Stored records

^^^^^^^^^^^^^^^^

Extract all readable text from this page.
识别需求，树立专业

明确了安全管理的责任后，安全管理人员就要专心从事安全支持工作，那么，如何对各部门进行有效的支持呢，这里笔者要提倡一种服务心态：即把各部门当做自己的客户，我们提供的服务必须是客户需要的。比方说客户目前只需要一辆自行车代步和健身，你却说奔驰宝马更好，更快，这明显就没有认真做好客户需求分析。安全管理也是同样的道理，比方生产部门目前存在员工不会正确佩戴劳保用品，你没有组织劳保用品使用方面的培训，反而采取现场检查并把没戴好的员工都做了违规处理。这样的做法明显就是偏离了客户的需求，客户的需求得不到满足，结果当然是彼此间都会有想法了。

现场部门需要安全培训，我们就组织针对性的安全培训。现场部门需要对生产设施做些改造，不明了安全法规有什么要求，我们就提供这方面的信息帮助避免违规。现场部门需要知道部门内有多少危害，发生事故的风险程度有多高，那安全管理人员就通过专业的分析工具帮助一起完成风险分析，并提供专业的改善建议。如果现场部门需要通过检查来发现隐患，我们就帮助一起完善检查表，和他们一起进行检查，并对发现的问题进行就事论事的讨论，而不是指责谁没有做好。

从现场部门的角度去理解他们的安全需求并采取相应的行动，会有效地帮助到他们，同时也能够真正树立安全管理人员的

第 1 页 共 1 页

^^^^^^^^^^^^^^^^

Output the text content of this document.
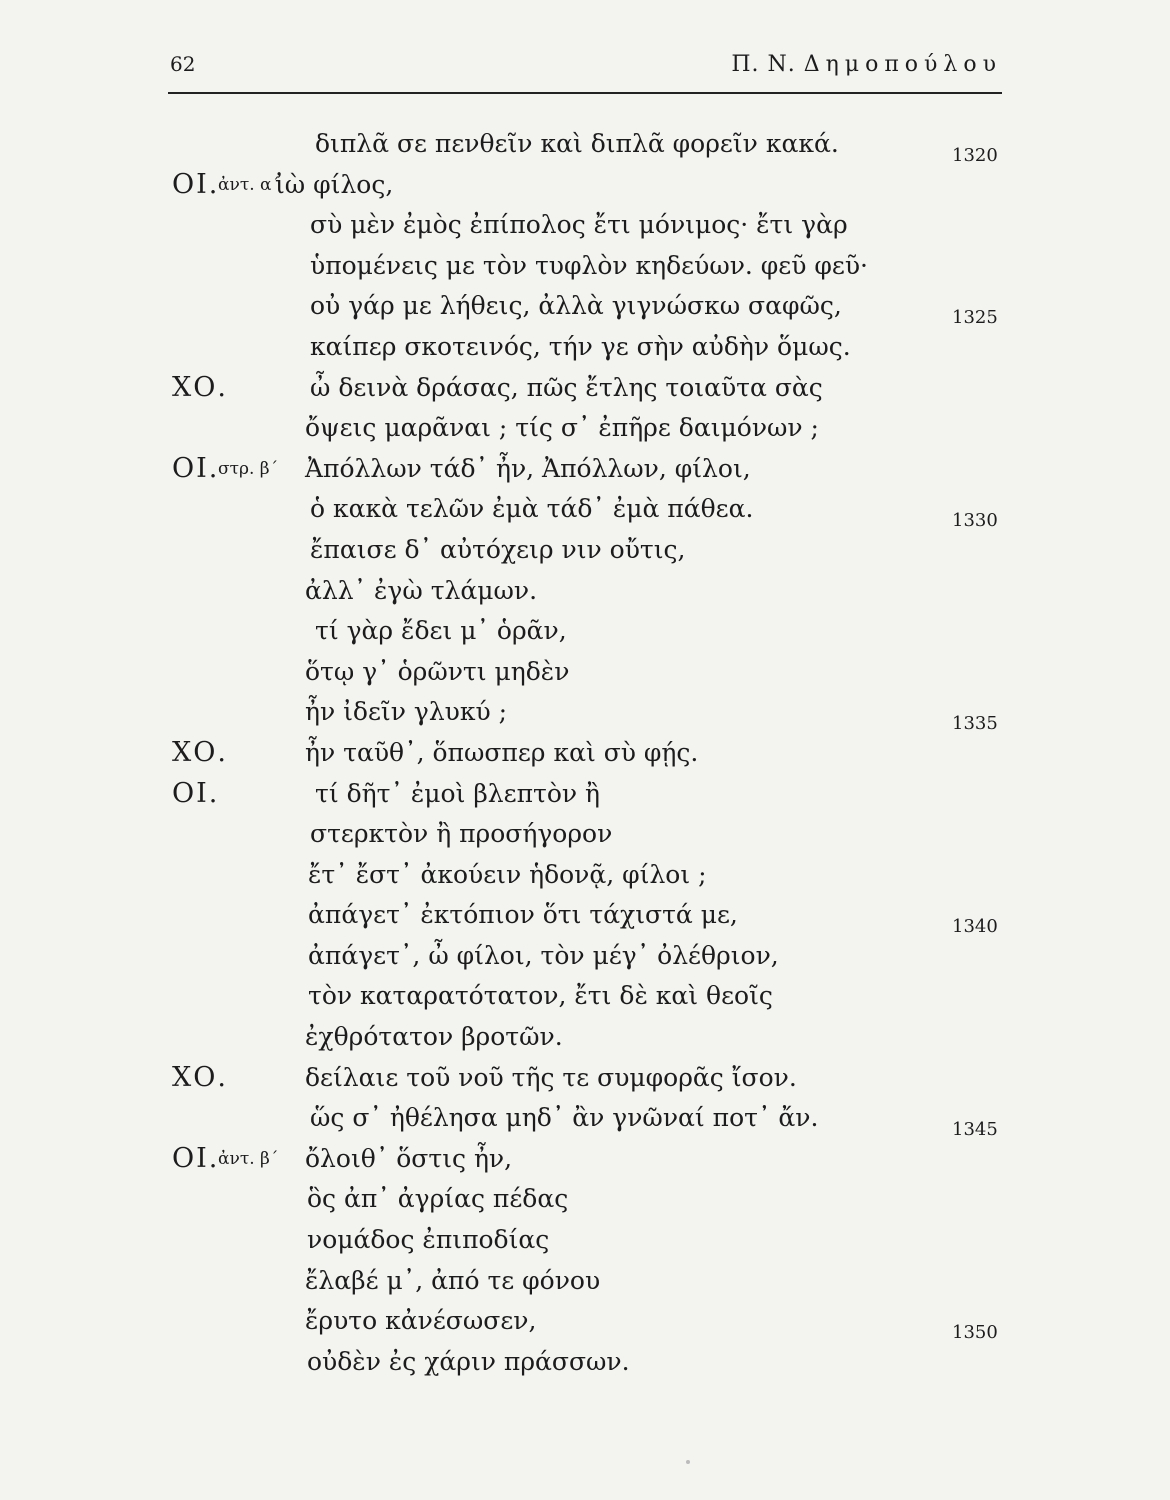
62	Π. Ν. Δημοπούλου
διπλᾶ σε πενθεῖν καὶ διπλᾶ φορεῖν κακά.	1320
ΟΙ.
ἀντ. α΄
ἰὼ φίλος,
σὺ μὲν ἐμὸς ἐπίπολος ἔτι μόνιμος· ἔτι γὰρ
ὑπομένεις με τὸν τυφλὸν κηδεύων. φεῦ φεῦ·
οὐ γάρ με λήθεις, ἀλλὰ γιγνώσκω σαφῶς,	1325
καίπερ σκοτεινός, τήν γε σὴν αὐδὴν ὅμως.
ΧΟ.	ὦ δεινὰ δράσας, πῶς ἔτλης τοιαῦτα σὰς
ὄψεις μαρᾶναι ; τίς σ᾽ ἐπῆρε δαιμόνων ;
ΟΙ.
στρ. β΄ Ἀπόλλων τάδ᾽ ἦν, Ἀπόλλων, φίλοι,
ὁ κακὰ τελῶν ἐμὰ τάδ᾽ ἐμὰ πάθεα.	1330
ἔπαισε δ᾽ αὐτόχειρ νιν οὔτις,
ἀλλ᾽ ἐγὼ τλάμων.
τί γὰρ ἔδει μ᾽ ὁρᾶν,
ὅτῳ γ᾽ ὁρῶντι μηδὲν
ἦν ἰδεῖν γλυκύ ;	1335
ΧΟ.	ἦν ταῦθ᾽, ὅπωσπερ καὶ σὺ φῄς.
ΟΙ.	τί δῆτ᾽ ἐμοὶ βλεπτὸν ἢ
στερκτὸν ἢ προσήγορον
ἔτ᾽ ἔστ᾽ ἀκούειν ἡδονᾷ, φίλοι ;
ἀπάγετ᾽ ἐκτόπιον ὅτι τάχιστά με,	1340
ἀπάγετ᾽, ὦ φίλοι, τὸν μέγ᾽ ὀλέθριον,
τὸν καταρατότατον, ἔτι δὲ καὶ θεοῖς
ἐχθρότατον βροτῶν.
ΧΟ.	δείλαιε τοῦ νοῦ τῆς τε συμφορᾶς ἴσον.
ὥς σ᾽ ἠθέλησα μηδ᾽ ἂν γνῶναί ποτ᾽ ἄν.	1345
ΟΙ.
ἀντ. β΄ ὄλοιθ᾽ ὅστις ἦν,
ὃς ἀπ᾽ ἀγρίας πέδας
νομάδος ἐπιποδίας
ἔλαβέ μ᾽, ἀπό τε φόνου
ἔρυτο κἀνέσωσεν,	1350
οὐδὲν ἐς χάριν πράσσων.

^^^^^^^^^^^^^^^^

Copy each line of the records above that carries the word "ἀπάγετ".

▸ Exercise output
ἀπάγετ᾽ ἐκτόπιον ὅτι τάχιστά με,	1340
ἀπάγετ᾽, ὦ φίλοι, τὸν μέγ᾽ ὀλέθριον,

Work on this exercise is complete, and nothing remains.